Dataset entries on figures

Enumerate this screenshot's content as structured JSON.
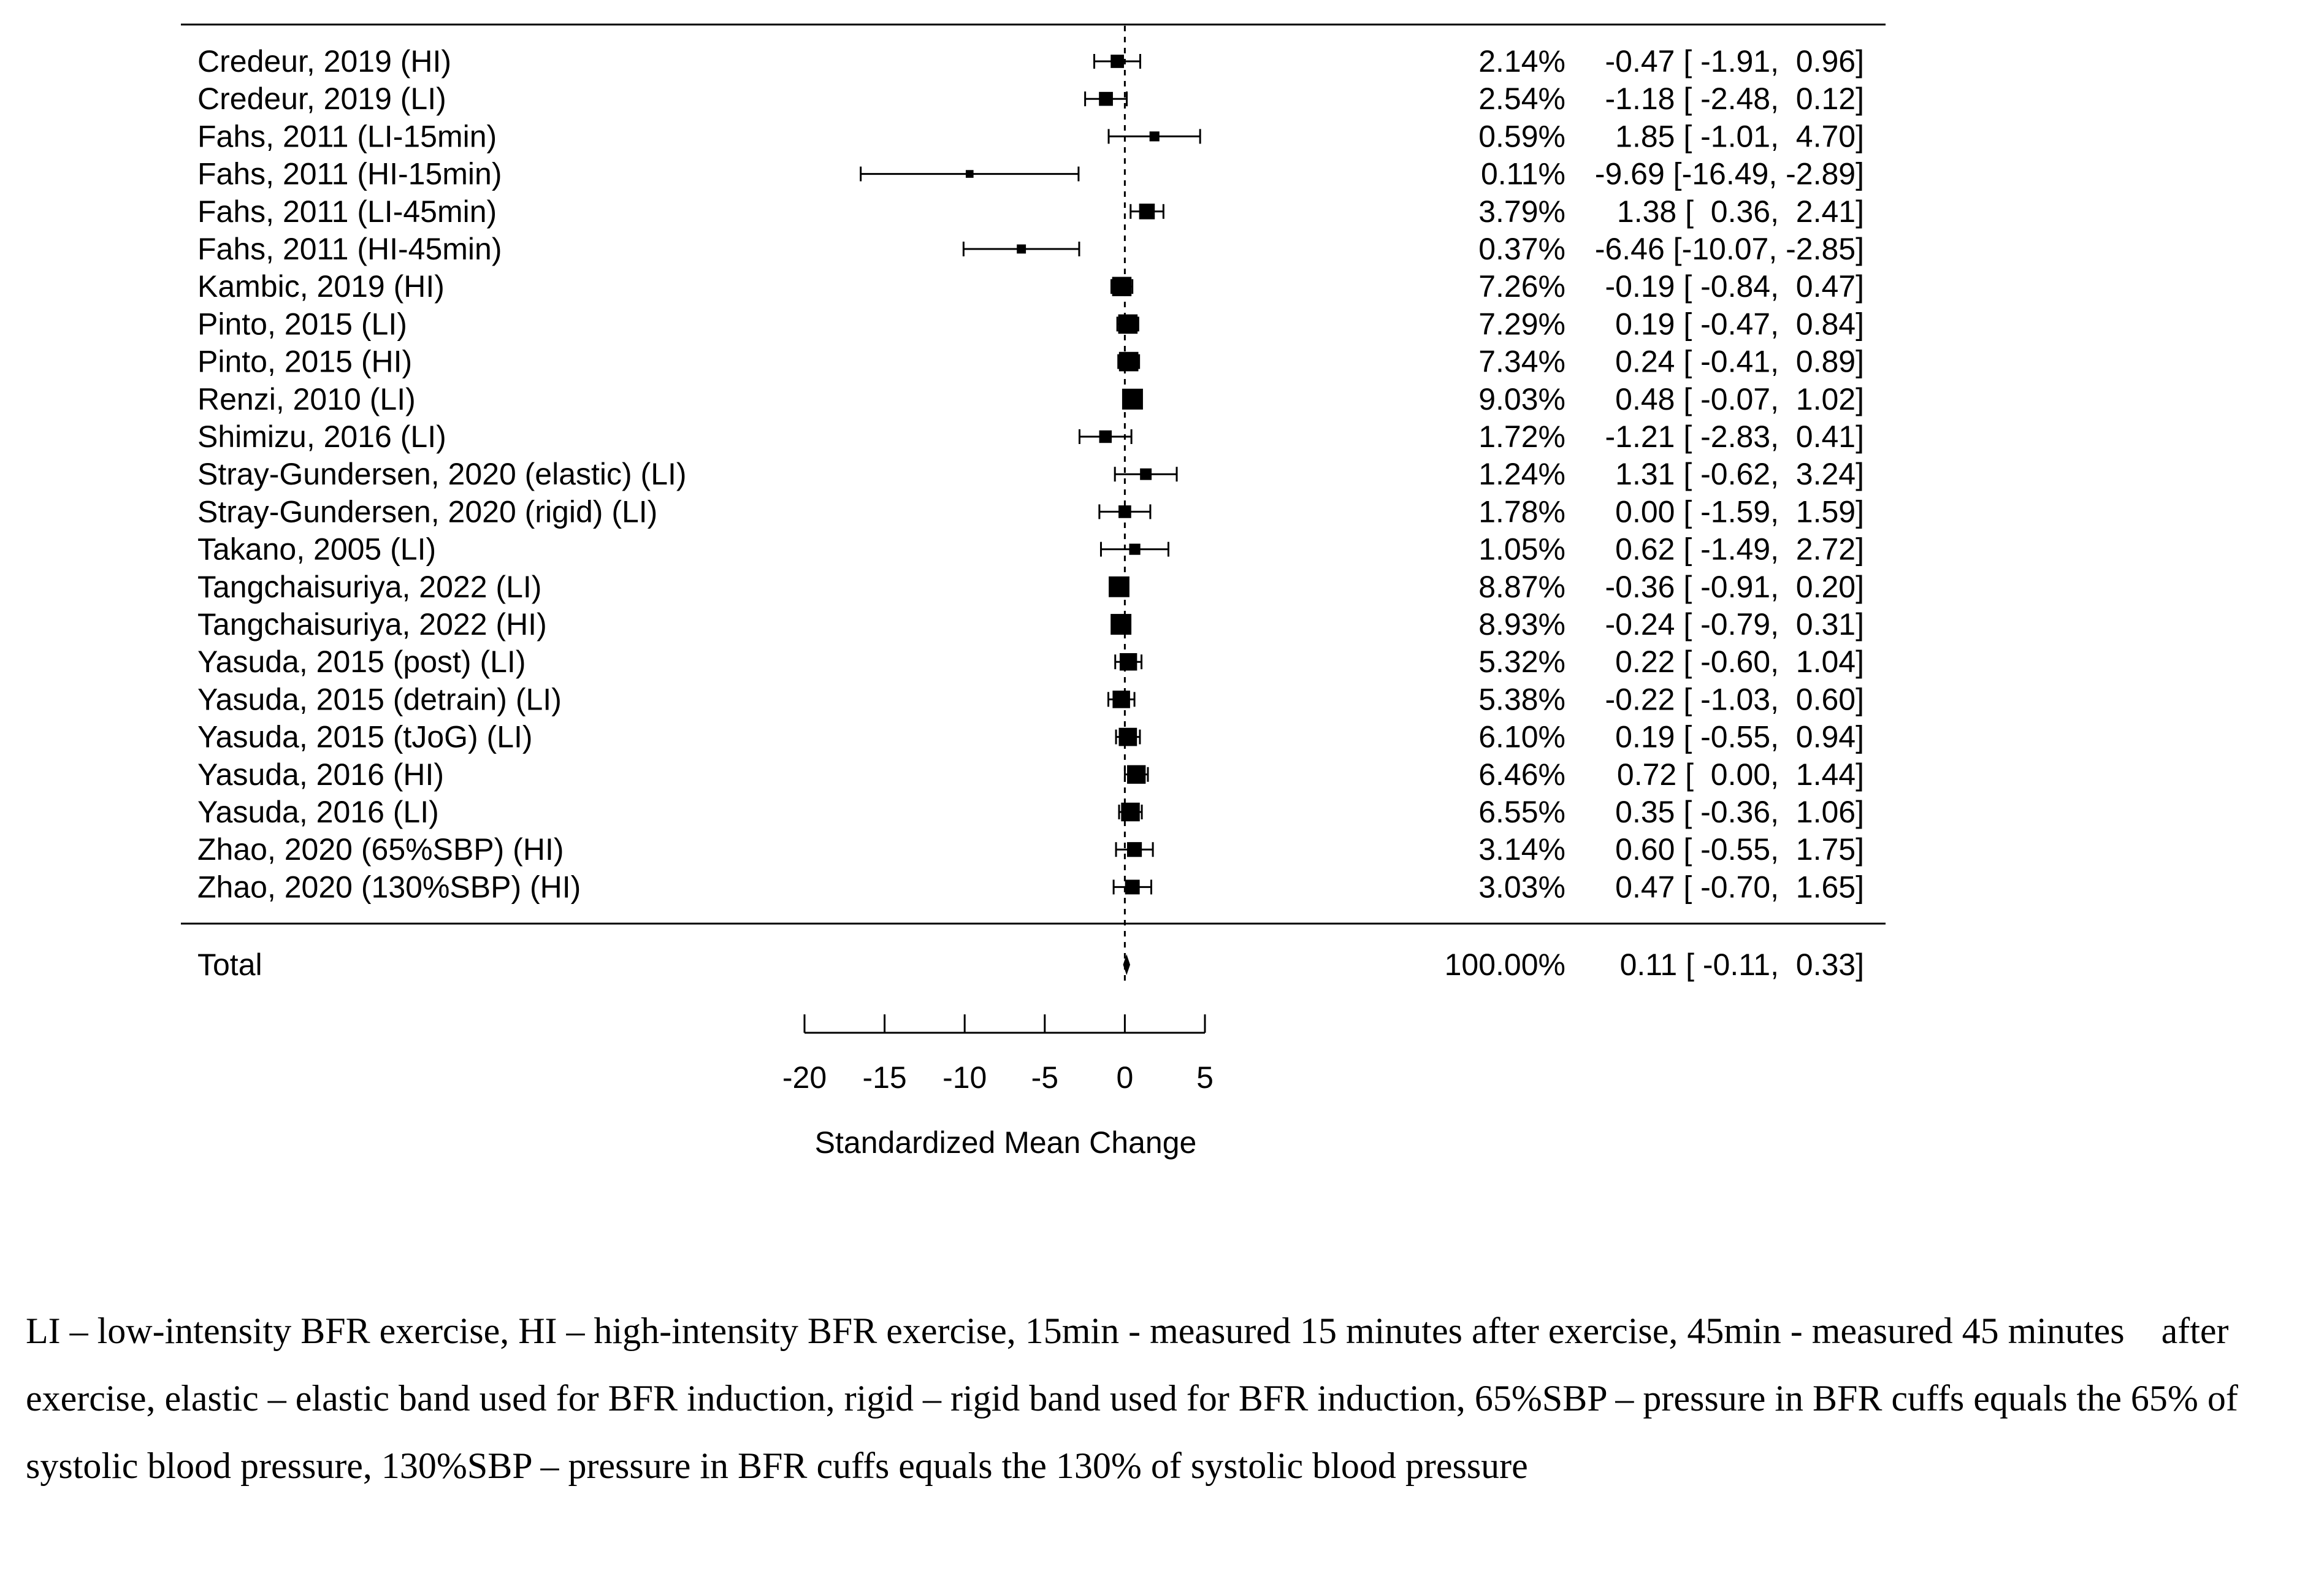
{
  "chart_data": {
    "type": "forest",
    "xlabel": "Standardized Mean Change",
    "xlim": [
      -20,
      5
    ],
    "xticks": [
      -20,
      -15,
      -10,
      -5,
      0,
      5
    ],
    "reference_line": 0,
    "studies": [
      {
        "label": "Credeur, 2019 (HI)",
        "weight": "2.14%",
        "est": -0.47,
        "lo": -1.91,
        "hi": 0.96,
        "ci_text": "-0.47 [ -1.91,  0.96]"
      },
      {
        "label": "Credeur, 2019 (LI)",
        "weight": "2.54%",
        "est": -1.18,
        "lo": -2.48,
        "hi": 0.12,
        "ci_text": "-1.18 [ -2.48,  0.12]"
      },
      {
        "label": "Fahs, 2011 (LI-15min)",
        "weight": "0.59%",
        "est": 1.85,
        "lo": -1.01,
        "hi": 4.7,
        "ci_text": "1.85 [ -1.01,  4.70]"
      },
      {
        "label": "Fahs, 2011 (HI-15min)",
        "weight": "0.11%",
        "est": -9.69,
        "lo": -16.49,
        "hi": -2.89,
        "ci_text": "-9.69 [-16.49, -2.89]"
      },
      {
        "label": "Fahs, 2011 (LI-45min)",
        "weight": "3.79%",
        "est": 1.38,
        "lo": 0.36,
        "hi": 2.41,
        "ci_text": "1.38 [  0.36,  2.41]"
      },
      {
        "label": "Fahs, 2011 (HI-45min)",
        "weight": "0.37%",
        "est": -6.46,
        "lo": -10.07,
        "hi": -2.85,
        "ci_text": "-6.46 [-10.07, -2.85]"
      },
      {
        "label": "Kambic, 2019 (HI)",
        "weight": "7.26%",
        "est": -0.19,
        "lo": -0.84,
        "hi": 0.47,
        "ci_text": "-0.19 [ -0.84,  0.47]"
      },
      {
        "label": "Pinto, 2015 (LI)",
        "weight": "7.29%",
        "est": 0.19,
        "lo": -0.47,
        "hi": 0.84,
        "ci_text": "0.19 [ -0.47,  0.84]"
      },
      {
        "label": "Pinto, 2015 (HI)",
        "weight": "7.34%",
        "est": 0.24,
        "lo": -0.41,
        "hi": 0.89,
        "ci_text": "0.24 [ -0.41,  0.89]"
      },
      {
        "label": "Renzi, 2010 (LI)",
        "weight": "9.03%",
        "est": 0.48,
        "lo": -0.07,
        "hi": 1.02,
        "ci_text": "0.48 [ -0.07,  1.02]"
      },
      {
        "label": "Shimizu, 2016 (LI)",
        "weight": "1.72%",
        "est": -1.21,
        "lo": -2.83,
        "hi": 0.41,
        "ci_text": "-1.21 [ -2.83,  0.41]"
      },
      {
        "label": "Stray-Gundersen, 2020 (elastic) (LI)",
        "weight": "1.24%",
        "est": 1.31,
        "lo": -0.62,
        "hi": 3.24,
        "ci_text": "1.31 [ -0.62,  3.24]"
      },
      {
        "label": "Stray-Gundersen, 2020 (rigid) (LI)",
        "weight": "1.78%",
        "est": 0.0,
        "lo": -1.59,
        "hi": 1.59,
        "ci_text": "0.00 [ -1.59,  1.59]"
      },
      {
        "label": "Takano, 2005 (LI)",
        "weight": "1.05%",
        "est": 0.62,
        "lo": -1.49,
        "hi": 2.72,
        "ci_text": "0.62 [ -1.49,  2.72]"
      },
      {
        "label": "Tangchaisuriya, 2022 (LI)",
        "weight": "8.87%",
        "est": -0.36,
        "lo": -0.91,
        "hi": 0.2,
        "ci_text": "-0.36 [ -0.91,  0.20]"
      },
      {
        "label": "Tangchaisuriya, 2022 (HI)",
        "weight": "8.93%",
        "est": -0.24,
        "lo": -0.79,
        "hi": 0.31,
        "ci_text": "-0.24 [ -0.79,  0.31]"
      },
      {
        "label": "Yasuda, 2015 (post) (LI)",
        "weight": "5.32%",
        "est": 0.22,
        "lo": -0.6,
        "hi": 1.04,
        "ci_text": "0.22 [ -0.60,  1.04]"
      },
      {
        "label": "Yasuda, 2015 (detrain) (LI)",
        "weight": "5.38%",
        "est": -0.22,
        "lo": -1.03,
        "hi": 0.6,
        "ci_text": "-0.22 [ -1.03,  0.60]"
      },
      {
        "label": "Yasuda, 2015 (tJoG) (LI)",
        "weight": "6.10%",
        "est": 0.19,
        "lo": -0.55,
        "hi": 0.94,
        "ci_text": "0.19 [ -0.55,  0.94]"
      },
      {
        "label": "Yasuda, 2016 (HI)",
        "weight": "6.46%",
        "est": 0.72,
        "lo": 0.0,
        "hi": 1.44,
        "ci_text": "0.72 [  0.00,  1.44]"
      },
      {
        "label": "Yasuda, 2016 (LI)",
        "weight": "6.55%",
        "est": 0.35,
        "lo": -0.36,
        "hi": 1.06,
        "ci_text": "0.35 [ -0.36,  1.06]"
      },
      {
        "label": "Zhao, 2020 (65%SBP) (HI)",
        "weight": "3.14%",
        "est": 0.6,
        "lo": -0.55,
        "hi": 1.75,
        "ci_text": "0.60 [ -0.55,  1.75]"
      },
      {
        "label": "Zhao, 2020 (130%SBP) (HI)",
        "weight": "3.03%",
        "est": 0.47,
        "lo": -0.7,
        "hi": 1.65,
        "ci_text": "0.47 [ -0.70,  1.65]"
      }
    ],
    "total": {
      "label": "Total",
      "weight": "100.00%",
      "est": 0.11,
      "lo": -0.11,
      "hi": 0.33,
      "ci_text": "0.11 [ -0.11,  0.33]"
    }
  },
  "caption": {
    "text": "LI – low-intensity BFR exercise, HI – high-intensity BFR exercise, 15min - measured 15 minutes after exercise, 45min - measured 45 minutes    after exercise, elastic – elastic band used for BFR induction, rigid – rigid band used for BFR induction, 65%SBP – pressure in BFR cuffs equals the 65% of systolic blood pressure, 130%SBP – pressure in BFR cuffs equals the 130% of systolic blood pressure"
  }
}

**PROBLEM DESCRIPTION**
Reproduce each line exactly, please, except for any pictures.

**RIGHT ANSWER**
Enumerate this screenshot's content as structured JSON.
{
  "chart_data": {
    "type": "forest",
    "xlabel": "Standardized Mean Change",
    "xlim": [
      -20,
      5
    ],
    "xticks": [
      -20,
      -15,
      -10,
      -5,
      0,
      5
    ],
    "reference_line": 0,
    "studies": [
      {
        "label": "Credeur, 2019 (HI)",
        "weight": "2.14%",
        "est": -0.47,
        "lo": -1.91,
        "hi": 0.96,
        "ci_text": "-0.47 [ -1.91,  0.96]"
      },
      {
        "label": "Credeur, 2019 (LI)",
        "weight": "2.54%",
        "est": -1.18,
        "lo": -2.48,
        "hi": 0.12,
        "ci_text": "-1.18 [ -2.48,  0.12]"
      },
      {
        "label": "Fahs, 2011 (LI-15min)",
        "weight": "0.59%",
        "est": 1.85,
        "lo": -1.01,
        "hi": 4.7,
        "ci_text": "1.85 [ -1.01,  4.70]"
      },
      {
        "label": "Fahs, 2011 (HI-15min)",
        "weight": "0.11%",
        "est": -9.69,
        "lo": -16.49,
        "hi": -2.89,
        "ci_text": "-9.69 [-16.49, -2.89]"
      },
      {
        "label": "Fahs, 2011 (LI-45min)",
        "weight": "3.79%",
        "est": 1.38,
        "lo": 0.36,
        "hi": 2.41,
        "ci_text": "1.38 [  0.36,  2.41]"
      },
      {
        "label": "Fahs, 2011 (HI-45min)",
        "weight": "0.37%",
        "est": -6.46,
        "lo": -10.07,
        "hi": -2.85,
        "ci_text": "-6.46 [-10.07, -2.85]"
      },
      {
        "label": "Kambic, 2019 (HI)",
        "weight": "7.26%",
        "est": -0.19,
        "lo": -0.84,
        "hi": 0.47,
        "ci_text": "-0.19 [ -0.84,  0.47]"
      },
      {
        "label": "Pinto, 2015 (LI)",
        "weight": "7.29%",
        "est": 0.19,
        "lo": -0.47,
        "hi": 0.84,
        "ci_text": "0.19 [ -0.47,  0.84]"
      },
      {
        "label": "Pinto, 2015 (HI)",
        "weight": "7.34%",
        "est": 0.24,
        "lo": -0.41,
        "hi": 0.89,
        "ci_text": "0.24 [ -0.41,  0.89]"
      },
      {
        "label": "Renzi, 2010 (LI)",
        "weight": "9.03%",
        "est": 0.48,
        "lo": -0.07,
        "hi": 1.02,
        "ci_text": "0.48 [ -0.07,  1.02]"
      },
      {
        "label": "Shimizu, 2016 (LI)",
        "weight": "1.72%",
        "est": -1.21,
        "lo": -2.83,
        "hi": 0.41,
        "ci_text": "-1.21 [ -2.83,  0.41]"
      },
      {
        "label": "Stray-Gundersen, 2020 (elastic) (LI)",
        "weight": "1.24%",
        "est": 1.31,
        "lo": -0.62,
        "hi": 3.24,
        "ci_text": "1.31 [ -0.62,  3.24]"
      },
      {
        "label": "Stray-Gundersen, 2020 (rigid) (LI)",
        "weight": "1.78%",
        "est": 0.0,
        "lo": -1.59,
        "hi": 1.59,
        "ci_text": "0.00 [ -1.59,  1.59]"
      },
      {
        "label": "Takano, 2005 (LI)",
        "weight": "1.05%",
        "est": 0.62,
        "lo": -1.49,
        "hi": 2.72,
        "ci_text": "0.62 [ -1.49,  2.72]"
      },
      {
        "label": "Tangchaisuriya, 2022 (LI)",
        "weight": "8.87%",
        "est": -0.36,
        "lo": -0.91,
        "hi": 0.2,
        "ci_text": "-0.36 [ -0.91,  0.20]"
      },
      {
        "label": "Tangchaisuriya, 2022 (HI)",
        "weight": "8.93%",
        "est": -0.24,
        "lo": -0.79,
        "hi": 0.31,
        "ci_text": "-0.24 [ -0.79,  0.31]"
      },
      {
        "label": "Yasuda, 2015 (post) (LI)",
        "weight": "5.32%",
        "est": 0.22,
        "lo": -0.6,
        "hi": 1.04,
        "ci_text": "0.22 [ -0.60,  1.04]"
      },
      {
        "label": "Yasuda, 2015 (detrain) (LI)",
        "weight": "5.38%",
        "est": -0.22,
        "lo": -1.03,
        "hi": 0.6,
        "ci_text": "-0.22 [ -1.03,  0.60]"
      },
      {
        "label": "Yasuda, 2015 (tJoG) (LI)",
        "weight": "6.10%",
        "est": 0.19,
        "lo": -0.55,
        "hi": 0.94,
        "ci_text": "0.19 [ -0.55,  0.94]"
      },
      {
        "label": "Yasuda, 2016 (HI)",
        "weight": "6.46%",
        "est": 0.72,
        "lo": 0.0,
        "hi": 1.44,
        "ci_text": "0.72 [  0.00,  1.44]"
      },
      {
        "label": "Yasuda, 2016 (LI)",
        "weight": "6.55%",
        "est": 0.35,
        "lo": -0.36,
        "hi": 1.06,
        "ci_text": "0.35 [ -0.36,  1.06]"
      },
      {
        "label": "Zhao, 2020 (65%SBP) (HI)",
        "weight": "3.14%",
        "est": 0.6,
        "lo": -0.55,
        "hi": 1.75,
        "ci_text": "0.60 [ -0.55,  1.75]"
      },
      {
        "label": "Zhao, 2020 (130%SBP) (HI)",
        "weight": "3.03%",
        "est": 0.47,
        "lo": -0.7,
        "hi": 1.65,
        "ci_text": "0.47 [ -0.70,  1.65]"
      }
    ],
    "total": {
      "label": "Total",
      "weight": "100.00%",
      "est": 0.11,
      "lo": -0.11,
      "hi": 0.33,
      "ci_text": "0.11 [ -0.11,  0.33]"
    }
  },
  "caption": {
    "text": "LI – low-intensity BFR exercise, HI – high-intensity BFR exercise, 15min - measured 15 minutes after exercise, 45min - measured 45 minutes    after exercise, elastic – elastic band used for BFR induction, rigid – rigid band used for BFR induction, 65%SBP – pressure in BFR cuffs equals the 65% of systolic blood pressure, 130%SBP – pressure in BFR cuffs equals the 130% of systolic blood pressure"
  }
}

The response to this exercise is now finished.